## Task to complete
Omit all images. Transcribe the rest of the material below exactly.

## Data for this task
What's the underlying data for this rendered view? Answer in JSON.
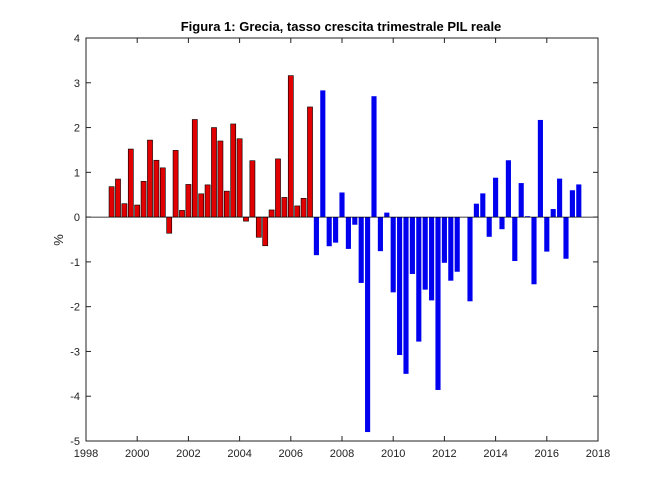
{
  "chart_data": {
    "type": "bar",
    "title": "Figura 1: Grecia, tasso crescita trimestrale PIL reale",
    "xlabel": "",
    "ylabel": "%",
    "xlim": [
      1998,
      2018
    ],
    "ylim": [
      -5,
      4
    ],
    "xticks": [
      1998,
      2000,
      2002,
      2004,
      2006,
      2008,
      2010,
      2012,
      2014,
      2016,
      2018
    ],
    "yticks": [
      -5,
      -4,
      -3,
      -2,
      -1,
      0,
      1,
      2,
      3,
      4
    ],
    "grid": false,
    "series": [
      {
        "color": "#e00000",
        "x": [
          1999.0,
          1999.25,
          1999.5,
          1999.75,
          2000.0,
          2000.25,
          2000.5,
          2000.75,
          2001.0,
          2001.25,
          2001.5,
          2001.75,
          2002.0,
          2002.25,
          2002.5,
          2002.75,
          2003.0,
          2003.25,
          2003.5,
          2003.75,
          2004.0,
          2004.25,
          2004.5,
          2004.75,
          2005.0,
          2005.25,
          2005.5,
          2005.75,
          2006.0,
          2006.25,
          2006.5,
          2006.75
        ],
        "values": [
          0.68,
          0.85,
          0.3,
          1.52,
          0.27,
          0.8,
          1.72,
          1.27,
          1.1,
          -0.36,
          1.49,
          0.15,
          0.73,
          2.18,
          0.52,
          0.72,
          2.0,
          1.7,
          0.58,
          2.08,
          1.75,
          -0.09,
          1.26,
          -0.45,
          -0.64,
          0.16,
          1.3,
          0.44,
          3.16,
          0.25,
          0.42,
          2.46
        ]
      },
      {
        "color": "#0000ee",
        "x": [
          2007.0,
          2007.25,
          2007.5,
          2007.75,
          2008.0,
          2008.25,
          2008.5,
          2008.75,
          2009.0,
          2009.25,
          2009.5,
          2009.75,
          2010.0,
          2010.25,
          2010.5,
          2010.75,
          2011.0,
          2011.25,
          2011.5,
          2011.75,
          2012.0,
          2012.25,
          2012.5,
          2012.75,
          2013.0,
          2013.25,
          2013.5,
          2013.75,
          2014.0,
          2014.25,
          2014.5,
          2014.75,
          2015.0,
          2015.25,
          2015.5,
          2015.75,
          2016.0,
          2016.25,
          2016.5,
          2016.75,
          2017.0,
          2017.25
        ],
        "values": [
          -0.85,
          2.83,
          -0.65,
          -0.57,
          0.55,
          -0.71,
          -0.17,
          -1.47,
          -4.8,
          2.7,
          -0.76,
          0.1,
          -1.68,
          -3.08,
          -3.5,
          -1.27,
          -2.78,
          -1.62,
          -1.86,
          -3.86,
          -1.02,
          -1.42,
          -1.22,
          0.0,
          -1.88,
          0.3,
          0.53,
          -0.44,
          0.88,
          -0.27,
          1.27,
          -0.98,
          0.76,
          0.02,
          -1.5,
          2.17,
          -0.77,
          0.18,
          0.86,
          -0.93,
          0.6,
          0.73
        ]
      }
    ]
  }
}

## Output below
What's the underlying data for this rendered view? Answer in JSON.
{
  "chart_data": {
    "type": "bar",
    "title": "Figura 1: Grecia, tasso crescita trimestrale PIL reale",
    "xlabel": "",
    "ylabel": "%",
    "xlim": [
      1998,
      2018
    ],
    "ylim": [
      -5,
      4
    ],
    "xticks": [
      1998,
      2000,
      2002,
      2004,
      2006,
      2008,
      2010,
      2012,
      2014,
      2016,
      2018
    ],
    "yticks": [
      -5,
      -4,
      -3,
      -2,
      -1,
      0,
      1,
      2,
      3,
      4
    ],
    "grid": false,
    "series": [
      {
        "color": "#e00000",
        "x": [
          1999.0,
          1999.25,
          1999.5,
          1999.75,
          2000.0,
          2000.25,
          2000.5,
          2000.75,
          2001.0,
          2001.25,
          2001.5,
          2001.75,
          2002.0,
          2002.25,
          2002.5,
          2002.75,
          2003.0,
          2003.25,
          2003.5,
          2003.75,
          2004.0,
          2004.25,
          2004.5,
          2004.75,
          2005.0,
          2005.25,
          2005.5,
          2005.75,
          2006.0,
          2006.25,
          2006.5,
          2006.75
        ],
        "values": [
          0.68,
          0.85,
          0.3,
          1.52,
          0.27,
          0.8,
          1.72,
          1.27,
          1.1,
          -0.36,
          1.49,
          0.15,
          0.73,
          2.18,
          0.52,
          0.72,
          2.0,
          1.7,
          0.58,
          2.08,
          1.75,
          -0.09,
          1.26,
          -0.45,
          -0.64,
          0.16,
          1.3,
          0.44,
          3.16,
          0.25,
          0.42,
          2.46
        ]
      },
      {
        "color": "#0000ee",
        "x": [
          2007.0,
          2007.25,
          2007.5,
          2007.75,
          2008.0,
          2008.25,
          2008.5,
          2008.75,
          2009.0,
          2009.25,
          2009.5,
          2009.75,
          2010.0,
          2010.25,
          2010.5,
          2010.75,
          2011.0,
          2011.25,
          2011.5,
          2011.75,
          2012.0,
          2012.25,
          2012.5,
          2012.75,
          2013.0,
          2013.25,
          2013.5,
          2013.75,
          2014.0,
          2014.25,
          2014.5,
          2014.75,
          2015.0,
          2015.25,
          2015.5,
          2015.75,
          2016.0,
          2016.25,
          2016.5,
          2016.75,
          2017.0,
          2017.25
        ],
        "values": [
          -0.85,
          2.83,
          -0.65,
          -0.57,
          0.55,
          -0.71,
          -0.17,
          -1.47,
          -4.8,
          2.7,
          -0.76,
          0.1,
          -1.68,
          -3.08,
          -3.5,
          -1.27,
          -2.78,
          -1.62,
          -1.86,
          -3.86,
          -1.02,
          -1.42,
          -1.22,
          0.0,
          -1.88,
          0.3,
          0.53,
          -0.44,
          0.88,
          -0.27,
          1.27,
          -0.98,
          0.76,
          0.02,
          -1.5,
          2.17,
          -0.77,
          0.18,
          0.86,
          -0.93,
          0.6,
          0.73
        ]
      }
    ]
  }
}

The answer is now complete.